• [PROBLEM TO SOLVE]:
The lines to find are those in the entries that hold the word "természetes"; copy every one of them.

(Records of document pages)
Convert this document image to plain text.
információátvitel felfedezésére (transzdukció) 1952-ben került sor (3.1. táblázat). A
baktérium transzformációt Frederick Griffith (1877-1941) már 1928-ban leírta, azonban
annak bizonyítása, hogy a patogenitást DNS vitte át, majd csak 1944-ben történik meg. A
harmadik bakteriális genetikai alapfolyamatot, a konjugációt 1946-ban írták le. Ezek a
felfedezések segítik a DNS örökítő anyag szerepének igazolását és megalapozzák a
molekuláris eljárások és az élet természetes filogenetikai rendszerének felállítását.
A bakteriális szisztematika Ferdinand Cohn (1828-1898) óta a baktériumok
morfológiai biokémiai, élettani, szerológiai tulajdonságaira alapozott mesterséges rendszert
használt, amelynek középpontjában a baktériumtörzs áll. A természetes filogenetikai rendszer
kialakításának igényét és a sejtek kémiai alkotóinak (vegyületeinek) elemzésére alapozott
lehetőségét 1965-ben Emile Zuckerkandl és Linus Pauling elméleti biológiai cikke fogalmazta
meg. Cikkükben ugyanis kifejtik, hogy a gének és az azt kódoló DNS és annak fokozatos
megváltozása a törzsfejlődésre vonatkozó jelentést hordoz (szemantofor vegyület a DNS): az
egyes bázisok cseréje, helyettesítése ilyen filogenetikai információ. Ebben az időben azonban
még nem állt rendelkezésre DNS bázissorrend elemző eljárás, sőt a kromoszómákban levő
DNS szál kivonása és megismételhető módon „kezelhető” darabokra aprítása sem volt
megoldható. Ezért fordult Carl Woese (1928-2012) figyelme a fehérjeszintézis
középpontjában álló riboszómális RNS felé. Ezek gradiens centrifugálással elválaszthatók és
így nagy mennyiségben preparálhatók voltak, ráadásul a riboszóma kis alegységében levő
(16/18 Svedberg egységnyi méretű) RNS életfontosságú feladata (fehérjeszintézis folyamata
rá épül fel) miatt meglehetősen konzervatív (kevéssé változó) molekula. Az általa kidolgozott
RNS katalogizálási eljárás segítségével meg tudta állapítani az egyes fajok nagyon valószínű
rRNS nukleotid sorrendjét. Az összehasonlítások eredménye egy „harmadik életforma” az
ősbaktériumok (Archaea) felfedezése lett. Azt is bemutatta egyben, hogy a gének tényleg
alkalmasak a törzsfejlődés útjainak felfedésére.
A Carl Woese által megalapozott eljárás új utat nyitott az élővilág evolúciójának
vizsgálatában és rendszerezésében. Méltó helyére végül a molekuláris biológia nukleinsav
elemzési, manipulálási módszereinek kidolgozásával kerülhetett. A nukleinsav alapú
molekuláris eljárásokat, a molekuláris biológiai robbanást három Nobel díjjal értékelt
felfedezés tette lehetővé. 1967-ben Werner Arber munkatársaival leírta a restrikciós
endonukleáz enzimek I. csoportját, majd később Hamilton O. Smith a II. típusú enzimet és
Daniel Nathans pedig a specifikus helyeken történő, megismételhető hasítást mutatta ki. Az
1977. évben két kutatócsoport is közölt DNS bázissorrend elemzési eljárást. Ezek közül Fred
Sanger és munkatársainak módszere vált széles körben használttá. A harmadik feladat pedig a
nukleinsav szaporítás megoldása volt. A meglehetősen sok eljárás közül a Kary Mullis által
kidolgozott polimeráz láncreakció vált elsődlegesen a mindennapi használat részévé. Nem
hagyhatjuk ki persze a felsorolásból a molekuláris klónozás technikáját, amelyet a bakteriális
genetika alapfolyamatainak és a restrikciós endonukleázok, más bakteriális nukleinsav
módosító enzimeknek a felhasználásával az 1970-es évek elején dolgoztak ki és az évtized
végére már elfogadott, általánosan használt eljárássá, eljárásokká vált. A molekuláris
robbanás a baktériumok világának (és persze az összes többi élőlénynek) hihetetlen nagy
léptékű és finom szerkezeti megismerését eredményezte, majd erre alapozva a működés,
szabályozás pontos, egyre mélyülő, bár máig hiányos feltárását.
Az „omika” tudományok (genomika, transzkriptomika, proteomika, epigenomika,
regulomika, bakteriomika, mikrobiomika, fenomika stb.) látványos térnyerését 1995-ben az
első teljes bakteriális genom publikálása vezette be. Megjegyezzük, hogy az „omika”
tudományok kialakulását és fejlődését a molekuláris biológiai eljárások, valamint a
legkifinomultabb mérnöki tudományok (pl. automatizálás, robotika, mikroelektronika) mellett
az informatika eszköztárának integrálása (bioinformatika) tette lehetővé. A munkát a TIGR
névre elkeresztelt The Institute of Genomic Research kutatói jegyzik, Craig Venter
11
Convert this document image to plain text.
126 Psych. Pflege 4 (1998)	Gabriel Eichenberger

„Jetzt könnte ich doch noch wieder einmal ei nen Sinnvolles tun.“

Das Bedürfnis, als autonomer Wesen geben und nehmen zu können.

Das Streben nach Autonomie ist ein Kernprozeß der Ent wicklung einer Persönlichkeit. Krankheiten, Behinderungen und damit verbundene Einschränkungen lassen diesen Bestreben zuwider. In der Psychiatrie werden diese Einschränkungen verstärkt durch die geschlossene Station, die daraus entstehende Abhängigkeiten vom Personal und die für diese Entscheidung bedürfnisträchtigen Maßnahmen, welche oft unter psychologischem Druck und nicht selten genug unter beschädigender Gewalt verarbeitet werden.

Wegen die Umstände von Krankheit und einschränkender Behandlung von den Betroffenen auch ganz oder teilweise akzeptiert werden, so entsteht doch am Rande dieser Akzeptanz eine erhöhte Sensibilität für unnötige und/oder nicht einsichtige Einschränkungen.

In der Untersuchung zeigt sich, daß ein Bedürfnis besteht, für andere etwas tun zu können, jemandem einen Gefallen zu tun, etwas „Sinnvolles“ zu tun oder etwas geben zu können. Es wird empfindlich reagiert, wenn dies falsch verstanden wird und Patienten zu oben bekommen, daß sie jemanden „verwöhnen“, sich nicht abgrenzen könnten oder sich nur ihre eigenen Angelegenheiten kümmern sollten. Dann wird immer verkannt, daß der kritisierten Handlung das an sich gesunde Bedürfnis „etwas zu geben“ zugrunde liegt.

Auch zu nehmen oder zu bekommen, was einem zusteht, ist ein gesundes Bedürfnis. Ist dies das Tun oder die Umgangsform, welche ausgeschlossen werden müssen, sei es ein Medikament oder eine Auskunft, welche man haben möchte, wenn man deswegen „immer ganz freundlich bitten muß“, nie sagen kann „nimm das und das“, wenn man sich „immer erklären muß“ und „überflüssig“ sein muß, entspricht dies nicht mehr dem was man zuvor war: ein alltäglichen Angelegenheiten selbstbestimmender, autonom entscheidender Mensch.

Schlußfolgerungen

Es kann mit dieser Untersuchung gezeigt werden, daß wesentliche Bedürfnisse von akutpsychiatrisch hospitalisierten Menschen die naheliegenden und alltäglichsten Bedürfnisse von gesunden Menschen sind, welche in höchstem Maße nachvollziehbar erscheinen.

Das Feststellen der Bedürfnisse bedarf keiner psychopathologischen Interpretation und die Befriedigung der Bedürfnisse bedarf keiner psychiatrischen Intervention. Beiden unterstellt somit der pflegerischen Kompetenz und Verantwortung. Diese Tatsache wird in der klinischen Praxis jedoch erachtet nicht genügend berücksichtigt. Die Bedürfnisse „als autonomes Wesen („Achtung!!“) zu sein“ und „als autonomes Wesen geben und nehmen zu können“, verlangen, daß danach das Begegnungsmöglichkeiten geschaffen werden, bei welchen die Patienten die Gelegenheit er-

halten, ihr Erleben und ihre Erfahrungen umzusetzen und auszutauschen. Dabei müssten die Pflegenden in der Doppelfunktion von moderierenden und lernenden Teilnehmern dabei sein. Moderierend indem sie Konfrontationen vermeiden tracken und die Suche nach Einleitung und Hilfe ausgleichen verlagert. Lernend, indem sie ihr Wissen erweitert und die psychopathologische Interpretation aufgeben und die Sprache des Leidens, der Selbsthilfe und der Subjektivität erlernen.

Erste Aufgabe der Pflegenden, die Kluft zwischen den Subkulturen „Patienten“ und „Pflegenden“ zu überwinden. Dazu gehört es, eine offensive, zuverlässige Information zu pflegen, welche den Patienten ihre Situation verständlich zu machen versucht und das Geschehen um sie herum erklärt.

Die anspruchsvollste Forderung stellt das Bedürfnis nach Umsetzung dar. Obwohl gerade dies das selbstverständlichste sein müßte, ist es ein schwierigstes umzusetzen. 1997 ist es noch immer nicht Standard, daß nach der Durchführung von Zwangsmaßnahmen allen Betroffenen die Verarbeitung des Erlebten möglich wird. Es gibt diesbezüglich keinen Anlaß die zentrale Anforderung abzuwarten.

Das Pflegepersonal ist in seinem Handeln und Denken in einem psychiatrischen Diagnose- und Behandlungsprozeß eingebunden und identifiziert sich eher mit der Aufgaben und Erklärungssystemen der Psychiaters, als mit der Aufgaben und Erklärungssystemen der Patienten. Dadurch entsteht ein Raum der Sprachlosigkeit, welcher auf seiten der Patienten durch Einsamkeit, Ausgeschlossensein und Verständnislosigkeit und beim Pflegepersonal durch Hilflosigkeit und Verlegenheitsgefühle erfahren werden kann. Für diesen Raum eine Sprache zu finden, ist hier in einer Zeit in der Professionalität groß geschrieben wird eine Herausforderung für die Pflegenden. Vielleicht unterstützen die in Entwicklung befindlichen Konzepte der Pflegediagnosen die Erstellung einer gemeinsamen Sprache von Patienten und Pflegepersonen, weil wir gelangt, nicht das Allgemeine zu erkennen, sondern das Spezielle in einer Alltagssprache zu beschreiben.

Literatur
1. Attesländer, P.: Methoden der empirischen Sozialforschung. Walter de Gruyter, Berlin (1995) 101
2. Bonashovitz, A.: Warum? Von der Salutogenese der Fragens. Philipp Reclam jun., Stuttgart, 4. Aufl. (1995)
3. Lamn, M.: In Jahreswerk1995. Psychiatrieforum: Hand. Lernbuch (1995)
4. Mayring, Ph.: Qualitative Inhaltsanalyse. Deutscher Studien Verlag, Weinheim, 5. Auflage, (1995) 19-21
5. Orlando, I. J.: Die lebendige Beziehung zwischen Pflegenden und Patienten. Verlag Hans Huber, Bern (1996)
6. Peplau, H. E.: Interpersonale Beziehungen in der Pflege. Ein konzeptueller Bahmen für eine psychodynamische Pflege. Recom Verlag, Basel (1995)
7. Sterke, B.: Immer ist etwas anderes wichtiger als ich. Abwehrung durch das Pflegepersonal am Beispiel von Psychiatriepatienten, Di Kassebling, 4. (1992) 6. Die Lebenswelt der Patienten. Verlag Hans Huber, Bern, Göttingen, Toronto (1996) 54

• [RESPONSE]:
molekuláris eljárások és az élet természetes filogenetikai rendszerének felállítását.
használt, amelynek középpontjában a baktériumtörzs áll. A természetes filogenetikai rendszer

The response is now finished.